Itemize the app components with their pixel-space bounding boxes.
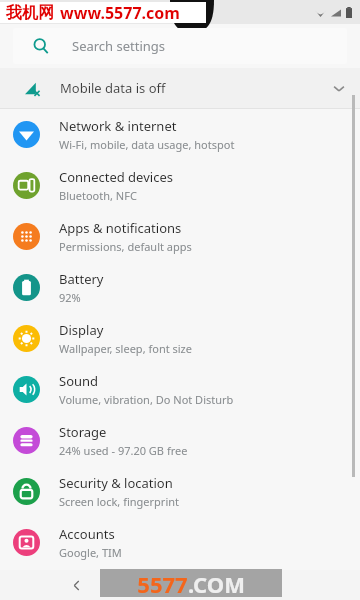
staticText: Accounts bbox=[59, 525, 115, 543]
staticText: .COM bbox=[188, 569, 245, 597]
staticText: Bluetooth, NFC bbox=[59, 188, 137, 203]
staticText: Network & internet bbox=[59, 117, 177, 135]
staticText: Battery bbox=[59, 270, 104, 288]
staticText: Screen lock, fingerprint bbox=[59, 494, 180, 509]
staticText: Wallpaper, sleep, font size bbox=[59, 341, 192, 356]
staticText: Volume, vibration, Do Not Disturb bbox=[59, 392, 234, 407]
staticText: Google, TIM bbox=[59, 545, 122, 560]
button[interactable]: Accounts bbox=[0, 517, 360, 568]
staticText: www.5577.com bbox=[60, 2, 180, 23]
staticText: Wi-Fi, mobile, data usage, hotspot bbox=[59, 137, 235, 152]
button[interactable]: Connected devices bbox=[0, 160, 360, 211]
staticText: Display bbox=[59, 321, 104, 339]
button[interactable]: Storage bbox=[0, 415, 360, 466]
staticText: Connected devices bbox=[59, 168, 173, 186]
staticText: Mobile data is off bbox=[60, 79, 166, 97]
staticText: Search settings bbox=[72, 37, 166, 55]
button[interactable]: Sound bbox=[0, 364, 360, 415]
button[interactable]: Search settings bbox=[13, 28, 347, 64]
staticText: Sound bbox=[59, 372, 99, 390]
staticText: 24% used - 97.20 GB free bbox=[59, 443, 188, 458]
staticText: 92% bbox=[59, 290, 81, 305]
staticText: Storage bbox=[59, 423, 107, 441]
staticText: Apps & notifications bbox=[59, 219, 182, 237]
button[interactable]: Apps & notifications bbox=[0, 211, 360, 262]
button[interactable]: Back bbox=[64, 573, 88, 597]
button[interactable]: Mobile data is off bbox=[0, 68, 360, 108]
staticText: 5577 bbox=[137, 569, 188, 597]
button[interactable]: Battery bbox=[0, 262, 360, 313]
staticText: 我机网 bbox=[6, 3, 54, 23]
staticText: Security & location bbox=[59, 474, 173, 492]
button[interactable]: Network & internet bbox=[0, 109, 360, 160]
button[interactable]: Display bbox=[0, 313, 360, 364]
button[interactable]: Security & location bbox=[0, 466, 360, 517]
staticText: Permissions, default apps bbox=[59, 239, 192, 254]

* WHAT TO DO
Can you retype the listing lines starting at the line that contains "staticText: Accounts bbox=[59, 525, 115, 543]" and stopping after the line that contains "staticText: Battery bbox=[59, 270, 104, 288]", both included?

* REPLY TO THE TASK
staticText: Accounts bbox=[59, 525, 115, 543]
staticText: .COM bbox=[188, 569, 245, 597]
staticText: Bluetooth, NFC bbox=[59, 188, 137, 203]
staticText: Network & internet bbox=[59, 117, 177, 135]
staticText: Battery bbox=[59, 270, 104, 288]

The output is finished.